═════ LISTED ENTRIES ═════

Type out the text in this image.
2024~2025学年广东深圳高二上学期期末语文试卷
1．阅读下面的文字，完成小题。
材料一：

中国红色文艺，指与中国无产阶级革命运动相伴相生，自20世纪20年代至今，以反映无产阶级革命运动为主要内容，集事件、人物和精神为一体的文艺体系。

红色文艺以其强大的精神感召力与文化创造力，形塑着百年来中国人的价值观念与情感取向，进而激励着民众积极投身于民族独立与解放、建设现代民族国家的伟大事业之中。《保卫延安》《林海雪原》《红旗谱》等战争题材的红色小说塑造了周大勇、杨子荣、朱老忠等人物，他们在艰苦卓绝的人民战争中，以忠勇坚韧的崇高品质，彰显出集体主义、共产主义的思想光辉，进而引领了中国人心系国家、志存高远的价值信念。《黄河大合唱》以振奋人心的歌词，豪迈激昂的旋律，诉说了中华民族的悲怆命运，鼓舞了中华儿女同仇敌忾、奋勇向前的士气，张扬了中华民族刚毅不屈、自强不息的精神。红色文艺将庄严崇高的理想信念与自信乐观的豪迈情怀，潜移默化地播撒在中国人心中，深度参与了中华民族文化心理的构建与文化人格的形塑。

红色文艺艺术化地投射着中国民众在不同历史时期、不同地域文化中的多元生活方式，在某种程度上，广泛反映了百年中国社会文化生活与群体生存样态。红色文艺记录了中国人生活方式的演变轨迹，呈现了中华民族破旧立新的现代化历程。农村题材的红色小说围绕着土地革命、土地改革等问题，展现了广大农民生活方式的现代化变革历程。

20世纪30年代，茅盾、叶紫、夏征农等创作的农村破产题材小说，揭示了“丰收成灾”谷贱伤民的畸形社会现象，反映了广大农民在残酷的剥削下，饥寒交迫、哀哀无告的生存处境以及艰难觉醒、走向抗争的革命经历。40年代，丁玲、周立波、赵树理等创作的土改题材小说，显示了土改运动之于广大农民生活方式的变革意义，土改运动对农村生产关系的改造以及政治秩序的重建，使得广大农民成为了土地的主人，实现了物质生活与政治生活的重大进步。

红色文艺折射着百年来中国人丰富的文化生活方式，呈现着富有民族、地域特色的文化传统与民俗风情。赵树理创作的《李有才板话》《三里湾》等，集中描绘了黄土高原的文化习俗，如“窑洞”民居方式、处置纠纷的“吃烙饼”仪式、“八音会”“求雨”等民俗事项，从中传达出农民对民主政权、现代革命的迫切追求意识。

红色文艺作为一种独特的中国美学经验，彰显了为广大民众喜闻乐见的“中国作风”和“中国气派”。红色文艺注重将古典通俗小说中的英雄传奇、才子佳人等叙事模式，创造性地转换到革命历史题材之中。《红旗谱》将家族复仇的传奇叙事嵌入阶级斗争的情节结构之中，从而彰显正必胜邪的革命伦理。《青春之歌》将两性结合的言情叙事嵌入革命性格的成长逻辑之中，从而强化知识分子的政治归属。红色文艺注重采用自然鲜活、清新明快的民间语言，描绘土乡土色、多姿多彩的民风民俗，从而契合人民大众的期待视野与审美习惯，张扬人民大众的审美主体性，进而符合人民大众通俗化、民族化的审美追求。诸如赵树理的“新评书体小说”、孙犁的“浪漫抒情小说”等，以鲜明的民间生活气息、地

═════
═════ LISTED ENTRIES ═════

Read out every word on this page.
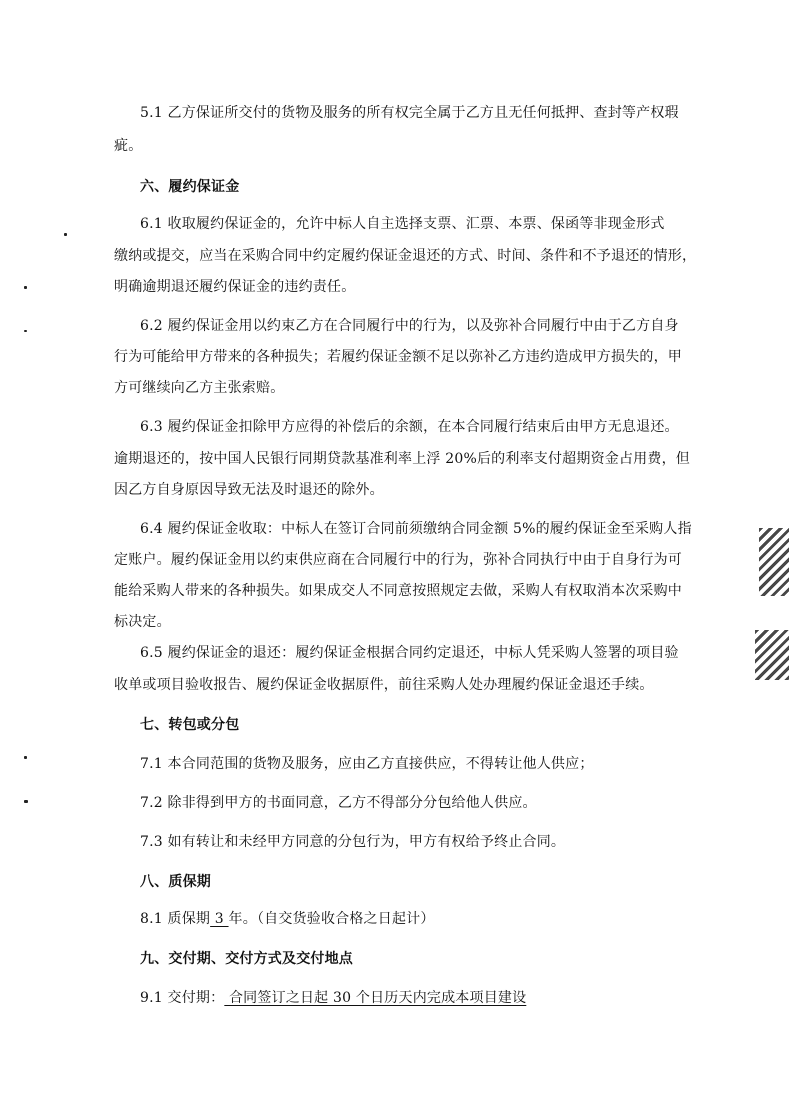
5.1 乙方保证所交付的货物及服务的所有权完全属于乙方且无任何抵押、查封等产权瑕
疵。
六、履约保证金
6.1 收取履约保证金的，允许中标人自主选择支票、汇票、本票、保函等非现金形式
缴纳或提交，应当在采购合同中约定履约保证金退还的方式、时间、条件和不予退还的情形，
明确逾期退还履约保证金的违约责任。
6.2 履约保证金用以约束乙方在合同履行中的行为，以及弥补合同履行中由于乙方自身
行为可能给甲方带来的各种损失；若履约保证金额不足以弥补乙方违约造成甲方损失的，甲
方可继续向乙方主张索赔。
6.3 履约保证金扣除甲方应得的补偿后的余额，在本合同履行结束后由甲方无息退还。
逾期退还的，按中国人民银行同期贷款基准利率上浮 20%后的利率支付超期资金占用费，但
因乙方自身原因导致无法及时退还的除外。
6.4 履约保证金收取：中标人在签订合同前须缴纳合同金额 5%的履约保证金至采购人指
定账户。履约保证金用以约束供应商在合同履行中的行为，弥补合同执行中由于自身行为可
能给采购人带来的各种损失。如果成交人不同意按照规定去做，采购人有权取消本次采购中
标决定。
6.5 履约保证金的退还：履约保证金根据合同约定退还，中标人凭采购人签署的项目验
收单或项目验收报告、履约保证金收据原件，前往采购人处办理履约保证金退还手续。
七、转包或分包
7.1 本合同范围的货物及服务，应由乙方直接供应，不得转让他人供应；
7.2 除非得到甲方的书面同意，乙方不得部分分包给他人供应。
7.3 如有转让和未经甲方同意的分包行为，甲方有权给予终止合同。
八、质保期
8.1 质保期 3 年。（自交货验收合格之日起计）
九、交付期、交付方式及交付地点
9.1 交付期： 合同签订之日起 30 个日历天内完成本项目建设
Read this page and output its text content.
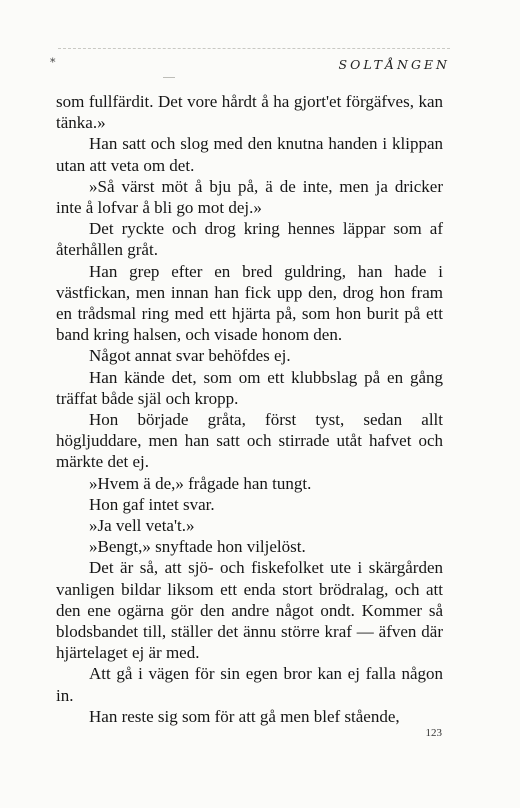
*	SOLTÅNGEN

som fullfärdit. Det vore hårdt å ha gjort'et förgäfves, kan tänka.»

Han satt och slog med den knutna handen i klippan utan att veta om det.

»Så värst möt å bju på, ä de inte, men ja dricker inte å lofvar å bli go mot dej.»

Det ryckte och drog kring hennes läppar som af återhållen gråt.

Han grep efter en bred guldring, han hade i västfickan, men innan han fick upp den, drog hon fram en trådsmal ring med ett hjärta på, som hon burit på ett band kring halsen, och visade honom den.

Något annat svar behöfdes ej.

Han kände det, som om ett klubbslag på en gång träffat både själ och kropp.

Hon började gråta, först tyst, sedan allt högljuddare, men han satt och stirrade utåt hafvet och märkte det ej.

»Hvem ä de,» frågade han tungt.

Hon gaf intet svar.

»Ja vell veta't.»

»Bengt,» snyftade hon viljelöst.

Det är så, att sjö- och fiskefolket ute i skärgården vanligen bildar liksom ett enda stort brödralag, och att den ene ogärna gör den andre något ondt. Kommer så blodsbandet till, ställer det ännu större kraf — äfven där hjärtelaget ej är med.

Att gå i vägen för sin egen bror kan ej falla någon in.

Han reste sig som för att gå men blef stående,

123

═════

## STATED EXERCISE
Search the data above for the string "svar" and copy each line that has it.

## THE OUTPUT
Något annat svar behöfdes ej.
Hon gaf intet svar.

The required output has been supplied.